The request: Look through the lines below and extract each one that contains "name".

Supplied data:
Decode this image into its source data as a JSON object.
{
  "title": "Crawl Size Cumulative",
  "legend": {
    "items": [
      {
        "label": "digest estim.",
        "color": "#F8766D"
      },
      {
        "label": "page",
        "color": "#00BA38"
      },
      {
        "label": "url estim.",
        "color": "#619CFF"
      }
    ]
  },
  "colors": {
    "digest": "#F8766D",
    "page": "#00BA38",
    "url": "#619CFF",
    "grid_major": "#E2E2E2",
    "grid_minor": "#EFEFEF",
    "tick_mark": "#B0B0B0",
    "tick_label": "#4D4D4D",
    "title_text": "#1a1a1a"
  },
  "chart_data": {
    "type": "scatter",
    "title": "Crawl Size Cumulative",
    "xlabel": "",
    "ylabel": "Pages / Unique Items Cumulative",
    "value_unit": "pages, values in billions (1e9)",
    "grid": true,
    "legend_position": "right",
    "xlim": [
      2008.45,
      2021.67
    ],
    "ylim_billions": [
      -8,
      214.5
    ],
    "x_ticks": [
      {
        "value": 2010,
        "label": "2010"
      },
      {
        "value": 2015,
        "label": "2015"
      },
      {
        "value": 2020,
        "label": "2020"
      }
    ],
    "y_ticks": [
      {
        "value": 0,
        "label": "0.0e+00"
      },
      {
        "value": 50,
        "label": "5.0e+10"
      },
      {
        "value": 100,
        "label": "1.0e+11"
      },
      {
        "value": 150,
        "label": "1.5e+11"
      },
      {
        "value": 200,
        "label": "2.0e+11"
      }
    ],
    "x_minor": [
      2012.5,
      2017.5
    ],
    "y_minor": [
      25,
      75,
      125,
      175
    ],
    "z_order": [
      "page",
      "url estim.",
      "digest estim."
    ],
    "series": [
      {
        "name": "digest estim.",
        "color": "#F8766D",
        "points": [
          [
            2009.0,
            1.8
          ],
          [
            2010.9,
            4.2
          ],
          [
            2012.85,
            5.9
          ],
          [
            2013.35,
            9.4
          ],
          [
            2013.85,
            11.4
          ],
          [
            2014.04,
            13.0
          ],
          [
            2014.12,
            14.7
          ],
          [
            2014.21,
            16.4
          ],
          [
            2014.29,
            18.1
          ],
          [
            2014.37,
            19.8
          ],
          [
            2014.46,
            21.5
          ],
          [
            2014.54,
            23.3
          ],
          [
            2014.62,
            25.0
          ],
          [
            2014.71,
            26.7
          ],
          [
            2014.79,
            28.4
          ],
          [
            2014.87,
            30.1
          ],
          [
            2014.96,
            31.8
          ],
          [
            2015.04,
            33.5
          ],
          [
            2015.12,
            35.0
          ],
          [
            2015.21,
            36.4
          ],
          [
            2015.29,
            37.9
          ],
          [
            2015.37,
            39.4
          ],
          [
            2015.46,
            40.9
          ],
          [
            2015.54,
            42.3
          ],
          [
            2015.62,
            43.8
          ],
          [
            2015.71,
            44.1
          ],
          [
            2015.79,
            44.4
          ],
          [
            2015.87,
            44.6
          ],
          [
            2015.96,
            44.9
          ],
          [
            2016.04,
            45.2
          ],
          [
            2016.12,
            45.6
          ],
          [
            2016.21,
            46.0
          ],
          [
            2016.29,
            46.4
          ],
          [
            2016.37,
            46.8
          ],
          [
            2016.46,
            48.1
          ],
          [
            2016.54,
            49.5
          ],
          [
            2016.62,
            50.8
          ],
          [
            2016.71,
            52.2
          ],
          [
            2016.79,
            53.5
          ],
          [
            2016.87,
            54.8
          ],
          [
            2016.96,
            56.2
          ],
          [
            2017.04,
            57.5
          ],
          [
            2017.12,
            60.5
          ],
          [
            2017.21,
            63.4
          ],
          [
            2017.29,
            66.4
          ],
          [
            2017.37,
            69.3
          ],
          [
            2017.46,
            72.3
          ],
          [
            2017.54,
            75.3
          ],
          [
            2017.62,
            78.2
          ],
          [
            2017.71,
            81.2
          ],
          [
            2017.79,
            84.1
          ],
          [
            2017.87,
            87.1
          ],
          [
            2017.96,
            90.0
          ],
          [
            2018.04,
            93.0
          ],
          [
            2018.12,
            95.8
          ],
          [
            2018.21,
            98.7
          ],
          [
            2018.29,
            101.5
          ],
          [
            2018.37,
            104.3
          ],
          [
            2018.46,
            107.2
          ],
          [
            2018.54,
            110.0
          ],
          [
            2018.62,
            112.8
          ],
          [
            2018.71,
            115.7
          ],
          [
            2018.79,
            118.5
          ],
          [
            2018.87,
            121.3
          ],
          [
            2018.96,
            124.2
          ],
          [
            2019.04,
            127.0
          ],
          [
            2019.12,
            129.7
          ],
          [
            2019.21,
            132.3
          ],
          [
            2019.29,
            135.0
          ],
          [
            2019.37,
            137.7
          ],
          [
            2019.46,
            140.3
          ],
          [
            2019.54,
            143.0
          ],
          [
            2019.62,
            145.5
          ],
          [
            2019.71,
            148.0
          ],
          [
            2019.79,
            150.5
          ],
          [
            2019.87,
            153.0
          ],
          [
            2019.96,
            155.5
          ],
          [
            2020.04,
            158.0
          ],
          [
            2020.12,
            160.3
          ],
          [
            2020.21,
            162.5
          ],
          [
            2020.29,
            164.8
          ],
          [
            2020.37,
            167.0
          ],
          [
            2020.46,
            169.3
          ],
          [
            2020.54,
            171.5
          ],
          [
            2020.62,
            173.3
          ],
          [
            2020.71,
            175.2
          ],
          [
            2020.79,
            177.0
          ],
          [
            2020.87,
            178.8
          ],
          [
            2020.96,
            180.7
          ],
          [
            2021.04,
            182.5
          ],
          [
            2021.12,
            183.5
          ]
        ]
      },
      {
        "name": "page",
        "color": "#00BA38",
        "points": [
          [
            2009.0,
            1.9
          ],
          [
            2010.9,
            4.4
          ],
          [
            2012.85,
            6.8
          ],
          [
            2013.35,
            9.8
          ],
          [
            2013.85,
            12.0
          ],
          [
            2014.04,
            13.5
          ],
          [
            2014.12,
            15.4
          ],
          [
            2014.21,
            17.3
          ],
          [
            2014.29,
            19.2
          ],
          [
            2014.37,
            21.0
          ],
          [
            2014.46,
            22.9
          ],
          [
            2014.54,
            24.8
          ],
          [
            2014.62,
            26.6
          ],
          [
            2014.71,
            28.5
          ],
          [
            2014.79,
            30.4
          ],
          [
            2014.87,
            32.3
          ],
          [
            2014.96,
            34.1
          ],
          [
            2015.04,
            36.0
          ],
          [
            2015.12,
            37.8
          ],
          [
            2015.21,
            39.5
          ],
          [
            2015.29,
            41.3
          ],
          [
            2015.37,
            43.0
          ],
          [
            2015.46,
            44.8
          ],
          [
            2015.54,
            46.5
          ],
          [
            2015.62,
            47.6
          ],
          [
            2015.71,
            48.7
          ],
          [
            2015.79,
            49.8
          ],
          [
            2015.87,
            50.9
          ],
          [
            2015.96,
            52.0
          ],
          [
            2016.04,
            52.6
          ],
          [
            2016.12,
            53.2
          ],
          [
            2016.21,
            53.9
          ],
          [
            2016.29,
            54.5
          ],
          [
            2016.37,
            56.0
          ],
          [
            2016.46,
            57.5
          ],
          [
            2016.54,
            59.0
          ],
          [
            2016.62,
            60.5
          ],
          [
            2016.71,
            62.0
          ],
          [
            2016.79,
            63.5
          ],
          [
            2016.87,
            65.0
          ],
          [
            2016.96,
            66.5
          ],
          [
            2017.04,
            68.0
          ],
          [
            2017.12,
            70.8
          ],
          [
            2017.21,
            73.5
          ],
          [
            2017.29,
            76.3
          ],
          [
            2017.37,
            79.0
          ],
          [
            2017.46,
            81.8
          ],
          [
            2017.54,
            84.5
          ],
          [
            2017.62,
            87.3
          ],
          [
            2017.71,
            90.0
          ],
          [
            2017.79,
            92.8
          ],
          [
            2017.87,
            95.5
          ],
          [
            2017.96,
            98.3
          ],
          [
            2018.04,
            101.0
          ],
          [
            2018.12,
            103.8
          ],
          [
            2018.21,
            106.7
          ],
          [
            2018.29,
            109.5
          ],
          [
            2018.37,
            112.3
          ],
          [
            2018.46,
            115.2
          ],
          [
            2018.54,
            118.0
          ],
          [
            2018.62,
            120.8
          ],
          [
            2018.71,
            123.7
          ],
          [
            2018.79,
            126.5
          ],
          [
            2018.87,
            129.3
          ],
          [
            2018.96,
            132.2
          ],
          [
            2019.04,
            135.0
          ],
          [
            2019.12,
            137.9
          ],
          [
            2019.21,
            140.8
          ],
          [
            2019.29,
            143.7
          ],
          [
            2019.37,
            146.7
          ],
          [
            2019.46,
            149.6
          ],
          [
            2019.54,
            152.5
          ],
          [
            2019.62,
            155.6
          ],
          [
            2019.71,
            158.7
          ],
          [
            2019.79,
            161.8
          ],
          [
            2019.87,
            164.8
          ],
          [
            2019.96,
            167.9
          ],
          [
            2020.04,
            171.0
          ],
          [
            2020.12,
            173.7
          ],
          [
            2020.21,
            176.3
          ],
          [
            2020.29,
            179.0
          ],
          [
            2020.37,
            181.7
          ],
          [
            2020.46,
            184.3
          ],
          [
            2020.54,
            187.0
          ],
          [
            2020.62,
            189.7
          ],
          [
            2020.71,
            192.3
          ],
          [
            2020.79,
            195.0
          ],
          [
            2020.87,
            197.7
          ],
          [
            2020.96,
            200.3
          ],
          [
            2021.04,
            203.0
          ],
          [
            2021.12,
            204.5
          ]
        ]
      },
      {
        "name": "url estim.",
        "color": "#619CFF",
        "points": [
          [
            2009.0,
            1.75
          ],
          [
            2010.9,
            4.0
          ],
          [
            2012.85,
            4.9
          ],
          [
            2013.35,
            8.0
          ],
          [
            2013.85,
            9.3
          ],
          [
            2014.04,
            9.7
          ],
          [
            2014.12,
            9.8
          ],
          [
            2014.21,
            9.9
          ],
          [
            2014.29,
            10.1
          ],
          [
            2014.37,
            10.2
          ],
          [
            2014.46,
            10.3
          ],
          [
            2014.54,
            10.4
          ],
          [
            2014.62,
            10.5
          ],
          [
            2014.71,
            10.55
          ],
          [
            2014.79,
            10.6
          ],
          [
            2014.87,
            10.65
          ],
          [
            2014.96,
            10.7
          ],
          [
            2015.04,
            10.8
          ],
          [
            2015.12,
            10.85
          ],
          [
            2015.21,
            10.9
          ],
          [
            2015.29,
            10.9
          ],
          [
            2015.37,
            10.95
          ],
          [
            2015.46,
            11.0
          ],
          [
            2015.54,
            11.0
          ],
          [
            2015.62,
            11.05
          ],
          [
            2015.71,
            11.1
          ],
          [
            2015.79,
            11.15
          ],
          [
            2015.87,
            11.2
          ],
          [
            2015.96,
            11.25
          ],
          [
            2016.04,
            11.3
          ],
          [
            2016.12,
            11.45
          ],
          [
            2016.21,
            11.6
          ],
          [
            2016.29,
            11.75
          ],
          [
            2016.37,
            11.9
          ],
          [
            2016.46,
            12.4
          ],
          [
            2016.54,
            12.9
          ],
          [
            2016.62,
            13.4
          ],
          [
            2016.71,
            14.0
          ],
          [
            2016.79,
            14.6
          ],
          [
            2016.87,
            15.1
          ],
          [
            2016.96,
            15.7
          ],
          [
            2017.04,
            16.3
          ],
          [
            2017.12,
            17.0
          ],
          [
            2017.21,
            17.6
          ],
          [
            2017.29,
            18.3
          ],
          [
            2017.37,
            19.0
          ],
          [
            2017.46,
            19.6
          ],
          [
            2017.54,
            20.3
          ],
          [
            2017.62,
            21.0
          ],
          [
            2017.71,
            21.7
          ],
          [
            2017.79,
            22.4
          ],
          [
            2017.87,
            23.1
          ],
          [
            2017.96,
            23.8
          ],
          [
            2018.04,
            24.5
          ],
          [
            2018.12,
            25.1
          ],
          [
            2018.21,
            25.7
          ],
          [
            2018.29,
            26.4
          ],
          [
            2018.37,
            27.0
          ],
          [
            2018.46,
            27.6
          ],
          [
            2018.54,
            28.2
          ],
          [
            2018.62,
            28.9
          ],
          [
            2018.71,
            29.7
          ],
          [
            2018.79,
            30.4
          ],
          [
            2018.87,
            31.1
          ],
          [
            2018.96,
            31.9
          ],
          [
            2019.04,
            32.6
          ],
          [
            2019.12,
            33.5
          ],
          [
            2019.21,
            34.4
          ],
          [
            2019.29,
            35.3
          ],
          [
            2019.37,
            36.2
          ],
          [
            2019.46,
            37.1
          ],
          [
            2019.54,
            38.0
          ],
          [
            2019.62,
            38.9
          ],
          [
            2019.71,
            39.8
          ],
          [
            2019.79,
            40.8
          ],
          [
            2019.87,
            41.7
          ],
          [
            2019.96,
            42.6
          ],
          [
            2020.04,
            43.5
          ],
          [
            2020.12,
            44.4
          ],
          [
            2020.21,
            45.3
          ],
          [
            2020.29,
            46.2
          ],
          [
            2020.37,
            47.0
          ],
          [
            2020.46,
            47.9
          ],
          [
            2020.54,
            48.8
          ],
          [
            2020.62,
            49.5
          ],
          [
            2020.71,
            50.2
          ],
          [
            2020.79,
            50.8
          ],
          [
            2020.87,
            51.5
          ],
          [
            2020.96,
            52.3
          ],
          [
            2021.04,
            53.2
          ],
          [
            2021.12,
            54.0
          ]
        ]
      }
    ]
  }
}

Problem solution:
        "name": "digest estim.",
        "name": "page",
        "name": "url estim.",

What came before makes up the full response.